◆ The records:
-- START --

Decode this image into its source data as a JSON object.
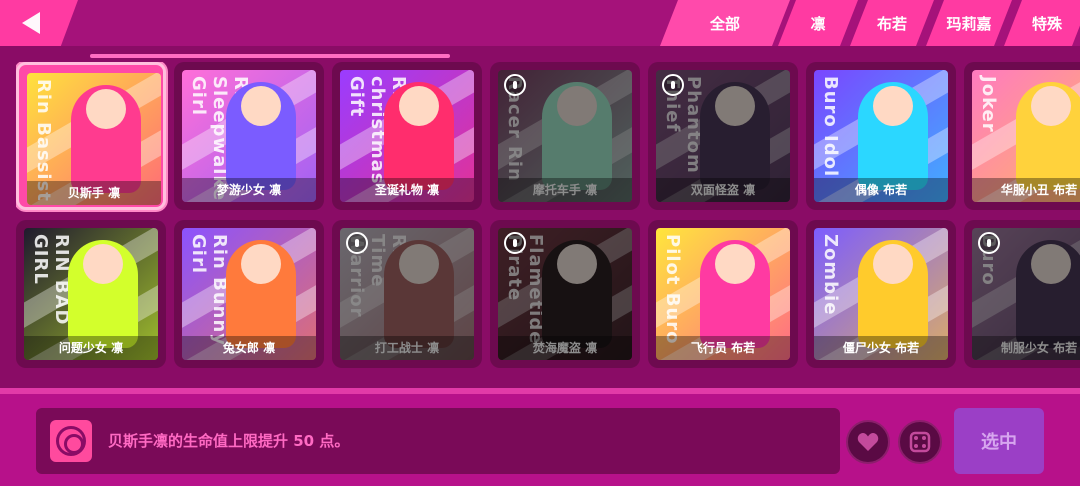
{
  "header": {
    "tabs": [
      {
        "label": "全部",
        "active": true
      },
      {
        "label": "凛"
      },
      {
        "label": "布若"
      },
      {
        "label": "玛莉嘉"
      },
      {
        "label": "特殊"
      }
    ]
  },
  "cards": [
    {
      "name": "贝斯手 凛",
      "art_text": "Rin Bassist",
      "bg": "#ffe23c",
      "accent": "#ff3b8f",
      "locked": false,
      "selected": true
    },
    {
      "name": "梦游少女 凛",
      "art_text": "Rin Sleepwalker Girl",
      "bg": "#ff6fd8",
      "accent": "#7b5cff",
      "locked": false
    },
    {
      "name": "圣诞礼物 凛",
      "art_text": "Rin christmas Gift",
      "bg": "#9a3cff",
      "accent": "#ff2d6d",
      "locked": false
    },
    {
      "name": "摩托车手 凛",
      "art_text": "Racer Rin",
      "bg": "#c9238a",
      "accent": "#3dffb4",
      "locked": true
    },
    {
      "name": "双面怪盗 凛",
      "art_text": "Phantom Thief",
      "bg": "#b53ab0",
      "accent": "#5c2c8a",
      "locked": true
    },
    {
      "name": "偶像 布若",
      "art_text": "Buro Idol",
      "bg": "#7a46ff",
      "accent": "#2bd7ff",
      "locked": false
    },
    {
      "name": "华服小丑 布若",
      "art_text": "Joker",
      "bg": "#ff7ac0",
      "accent": "#ffd23c",
      "locked": false
    },
    {
      "name": "问题少女 凛",
      "art_text": "RIN BAD GIRL",
      "bg": "#1f1a2e",
      "accent": "#d3ff2c",
      "locked": false
    },
    {
      "name": "兔女郎 凛",
      "art_text": "Rin Bunny Girl",
      "bg": "#8b52ff",
      "accent": "#ff7a3c",
      "locked": false
    },
    {
      "name": "打工战士 凛",
      "art_text": "Rin Part-Time Warrior",
      "bg": "#c7b7d8",
      "accent": "#ff4b4b",
      "locked": true
    },
    {
      "name": "焚海魔盗 凛",
      "art_text": "Flametide Pirate",
      "bg": "#c42040",
      "accent": "#3a1a22",
      "locked": true
    },
    {
      "name": "飞行员 布若",
      "art_text": "Pilot Buro",
      "bg": "#ffe63c",
      "accent": "#ff3aa2",
      "locked": false
    },
    {
      "name": "僵尸少女 布若",
      "art_text": "Zombie",
      "bg": "#7c5cff",
      "accent": "#ffcb2c",
      "locked": false
    },
    {
      "name": "制服少女 布若",
      "art_text": "Buro",
      "bg": "#d067d0",
      "accent": "#5b2c86",
      "locked": true
    }
  ],
  "footer": {
    "description": "贝斯手凛的生命值上限提升 50 点。",
    "select_label": "选中",
    "heart_icon": "heart-icon",
    "dice_icon": "dice-icon"
  },
  "colors": {
    "background": "#8a0c66",
    "accent": "#ff3aa2",
    "select_button": "#9b3fc6"
  }
}
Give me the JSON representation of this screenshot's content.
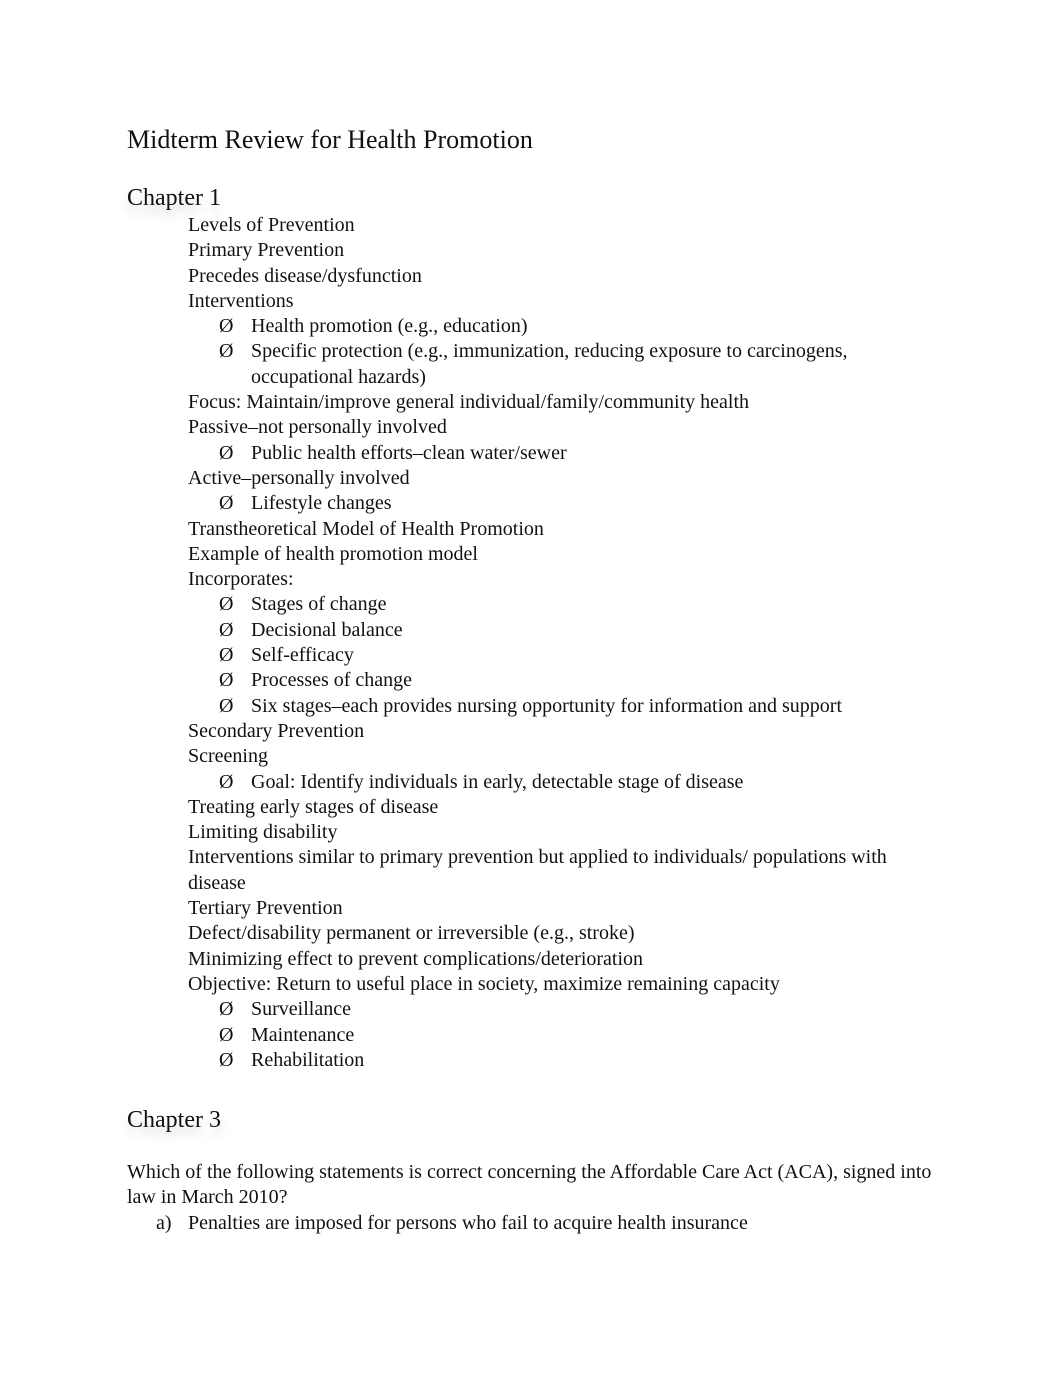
{
  "document": {
    "title": "Midterm Review for Health Promotion",
    "chapter1": {
      "heading": "Chapter 1",
      "lines": [
        {
          "type": "text",
          "text": "Levels of Prevention"
        },
        {
          "type": "text",
          "text": "Primary Prevention"
        },
        {
          "type": "text",
          "text": "Precedes disease/dysfunction"
        },
        {
          "type": "text",
          "text": "Interventions"
        },
        {
          "type": "bullet",
          "text": "Health promotion (e.g., education)"
        },
        {
          "type": "bullet",
          "text": "Specific protection (e.g., immunization, reducing exposure to carcinogens, occupational hazards)"
        },
        {
          "type": "text",
          "text": "Focus: Maintain/improve general individual/family/community health"
        },
        {
          "type": "text",
          "text": "Passive–not personally involved"
        },
        {
          "type": "bullet",
          "text": "Public health efforts–clean water/sewer"
        },
        {
          "type": "text",
          "text": "Active–personally involved"
        },
        {
          "type": "bullet",
          "text": "Lifestyle changes"
        },
        {
          "type": "text",
          "text": "Transtheoretical Model of Health Promotion"
        },
        {
          "type": "text",
          "text": "Example of health promotion model"
        },
        {
          "type": "text",
          "text": "Incorporates:"
        },
        {
          "type": "bullet",
          "text": "Stages of change"
        },
        {
          "type": "bullet",
          "text": "Decisional balance"
        },
        {
          "type": "bullet",
          "text": "Self-efficacy"
        },
        {
          "type": "bullet",
          "text": "Processes of change"
        },
        {
          "type": "bullet",
          "text": "Six stages–each provides nursing opportunity for information and support"
        },
        {
          "type": "text",
          "text": "Secondary Prevention"
        },
        {
          "type": "text",
          "text": "Screening"
        },
        {
          "type": "bullet",
          "text": "Goal: Identify individuals in early, detectable stage of disease"
        },
        {
          "type": "text",
          "text": "Treating early stages of disease"
        },
        {
          "type": "text",
          "text": "Limiting disability"
        },
        {
          "type": "text",
          "text": "Interventions similar to primary prevention but applied to individuals/ populations with disease"
        },
        {
          "type": "text",
          "text": "Tertiary Prevention"
        },
        {
          "type": "text",
          "text": "Defect/disability permanent or irreversible (e.g., stroke)"
        },
        {
          "type": "text",
          "text": "Minimizing effect to prevent complications/deterioration"
        },
        {
          "type": "text",
          "text": "Objective: Return to useful place in society, maximize remaining capacity"
        },
        {
          "type": "bullet",
          "text": "Surveillance"
        },
        {
          "type": "bullet",
          "text": "Maintenance"
        },
        {
          "type": "bullet",
          "text": "Rehabilitation"
        }
      ]
    },
    "bullet_marker": "Ø",
    "chapter3": {
      "heading": "Chapter 3",
      "question": "Which of the following statements is correct concerning the Affordable Care Act (ACA), signed into law in March 2010?",
      "answers": [
        {
          "letter": "a)",
          "text": "Penalties are imposed for persons who fail to acquire health insurance"
        }
      ]
    }
  }
}
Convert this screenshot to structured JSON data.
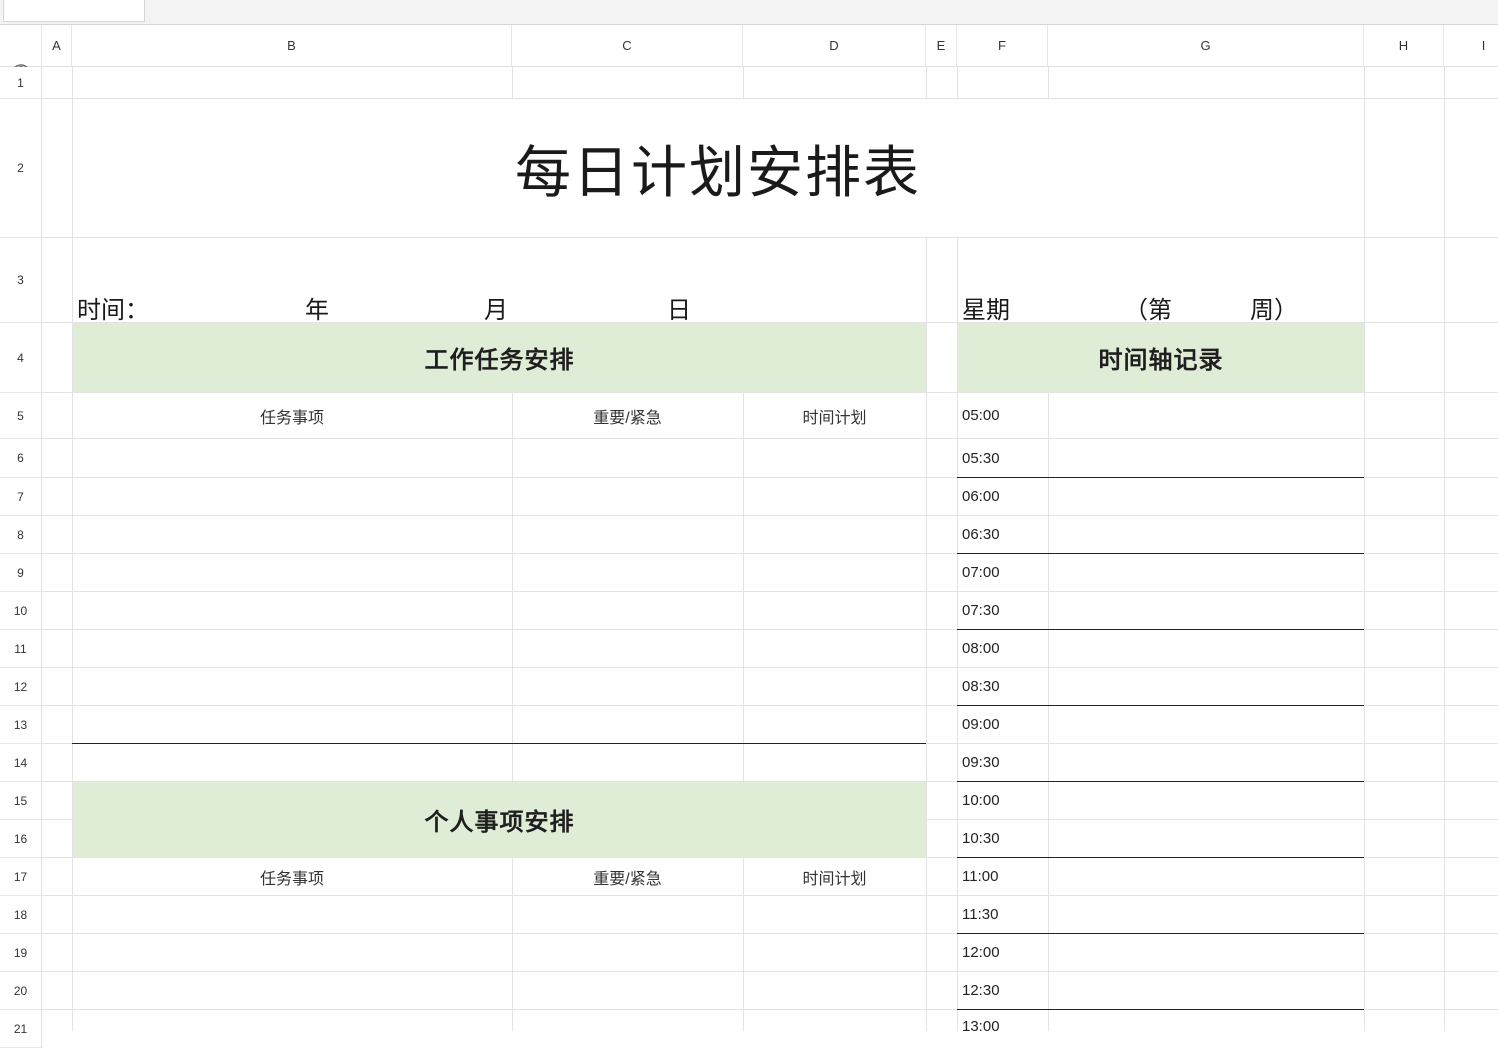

-- END --

◆ Task brief:
Exclude the images, then output the data above word for word.

◆ Response:
Decode this image into its source data as a JSON object.
{
  "header": {
    "tabs": [
      {
        "label": "全部",
        "active": true
      },
      {
        "label": "凛"
      },
      {
        "label": "布若"
      },
      {
        "label": "玛莉嘉"
      },
      {
        "label": "特殊"
      }
    ]
  },
  "cards": [
    {
      "name": "贝斯手 凛",
      "art_text": "Rin Bassist",
      "bg": "#ffe23c",
      "accent": "#ff3b8f",
      "locked": false,
      "selected": true
    },
    {
      "name": "梦游少女 凛",
      "art_text": "Rin Sleepwalker Girl",
      "bg": "#ff6fd8",
      "accent": "#7b5cff",
      "locked": false
    },
    {
      "name": "圣诞礼物 凛",
      "art_text": "Rin christmas Gift",
      "bg": "#9a3cff",
      "accent": "#ff2d6d",
      "locked": false
    },
    {
      "name": "摩托车手 凛",
      "art_text": "Racer Rin",
      "bg": "#c9238a",
      "accent": "#3dffb4",
      "locked": true
    },
    {
      "name": "双面怪盗 凛",
      "art_text": "Phantom Thief",
      "bg": "#b53ab0",
      "accent": "#5c2c8a",
      "locked": true
    },
    {
      "name": "偶像 布若",
      "art_text": "Buro Idol",
      "bg": "#7a46ff",
      "accent": "#2bd7ff",
      "locked": false
    },
    {
      "name": "华服小丑 布若",
      "art_text": "Joker",
      "bg": "#ff7ac0",
      "accent": "#ffd23c",
      "locked": false
    },
    {
      "name": "问题少女 凛",
      "art_text": "RIN BAD GIRL",
      "bg": "#1f1a2e",
      "accent": "#d3ff2c",
      "locked": false
    },
    {
      "name": "兔女郎 凛",
      "art_text": "Rin Bunny Girl",
      "bg": "#8b52ff",
      "accent": "#ff7a3c",
      "locked": false
    },
    {
      "name": "打工战士 凛",
      "art_text": "Rin Part-Time Warrior",
      "bg": "#c7b7d8",
      "accent": "#ff4b4b",
      "locked": true
    },
    {
      "name": "焚海魔盗 凛",
      "art_text": "Flametide Pirate",
      "bg": "#c42040",
      "accent": "#3a1a22",
      "locked": true
    },
    {
      "name": "飞行员 布若",
      "art_text": "Pilot Buro",
      "bg": "#ffe63c",
      "accent": "#ff3aa2",
      "locked": false
    },
    {
      "name": "僵尸少女 布若",
      "art_text": "Zombie",
      "bg": "#7c5cff",
      "accent": "#ffcb2c",
      "locked": false
    },
    {
      "name": "制服少女 布若",
      "art_text": "Buro",
      "bg": "#d067d0",
      "accent": "#5b2c86",
      "locked": true
    }
  ],
  "footer": {
    "description": "贝斯手凛的生命值上限提升 50 点。",
    "select_label": "选中",
    "heart_icon": "heart-icon",
    "dice_icon": "dice-icon"
  },
  "colors": {
    "background": "#8a0c66",
    "accent": "#ff3aa2",
    "select_button": "#9b3fc6"
  }
}
Give me the JSON representation of this screenshot's content.
{
  "document": {
    "title": "Midterm Review for Health Promotion",
    "chapter1": {
      "heading": "Chapter 1",
      "lines": [
        {
          "type": "text",
          "text": "Levels of Prevention"
        },
        {
          "type": "text",
          "text": "Primary Prevention"
        },
        {
          "type": "text",
          "text": "Precedes disease/dysfunction"
        },
        {
          "type": "text",
          "text": "Interventions"
        },
        {
          "type": "bullet",
          "text": "Health promotion (e.g., education)"
        },
        {
          "type": "bullet",
          "text": "Specific protection (e.g., immunization, reducing exposure to carcinogens, occupational hazards)"
        },
        {
          "type": "text",
          "text": "Focus: Maintain/improve general individual/family/community health"
        },
        {
          "type": "text",
          "text": "Passive–not personally involved"
        },
        {
          "type": "bullet",
          "text": "Public health efforts–clean water/sewer"
        },
        {
          "type": "text",
          "text": "Active–personally involved"
        },
        {
          "type": "bullet",
          "text": "Lifestyle changes"
        },
        {
          "type": "text",
          "text": "Transtheoretical Model of Health Promotion"
        },
        {
          "type": "text",
          "text": "Example of health promotion model"
        },
        {
          "type": "text",
          "text": "Incorporates:"
        },
        {
          "type": "bullet",
          "text": "Stages of change"
        },
        {
          "type": "bullet",
          "text": "Decisional balance"
        },
        {
          "type": "bullet",
          "text": "Self-efficacy"
        },
        {
          "type": "bullet",
          "text": "Processes of change"
        },
        {
          "type": "bullet",
          "text": "Six stages–each provides nursing opportunity for information and support"
        },
        {
          "type": "text",
          "text": "Secondary Prevention"
        },
        {
          "type": "text",
          "text": "Screening"
        },
        {
          "type": "bullet",
          "text": "Goal: Identify individuals in early, detectable stage of disease"
        },
        {
          "type": "text",
          "text": "Treating early stages of disease"
        },
        {
          "type": "text",
          "text": "Limiting disability"
        },
        {
          "type": "text",
          "text": "Interventions similar to primary prevention but applied to individuals/ populations with disease"
        },
        {
          "type": "text",
          "text": "Tertiary Prevention"
        },
        {
          "type": "text",
          "text": "Defect/disability permanent or irreversible (e.g., stroke)"
        },
        {
          "type": "text",
          "text": "Minimizing effect to prevent complications/deterioration"
        },
        {
          "type": "text",
          "text": "Objective: Return to useful place in society, maximize remaining capacity"
        },
        {
          "type": "bullet",
          "text": "Surveillance"
        },
        {
          "type": "bullet",
          "text": "Maintenance"
        },
        {
          "type": "bullet",
          "text": "Rehabilitation"
        }
      ]
    },
    "bullet_marker": "Ø",
    "chapter3": {
      "heading": "Chapter 3",
      "question": "Which of the following statements is correct concerning the Affordable Care Act (ACA), signed into law in March 2010?",
      "answers": [
        {
          "letter": "a)",
          "text": "Penalties are imposed for persons who fail to acquire health insurance"
        }
      ]
    }
  }
}
Convert this screenshot to structured JSON data.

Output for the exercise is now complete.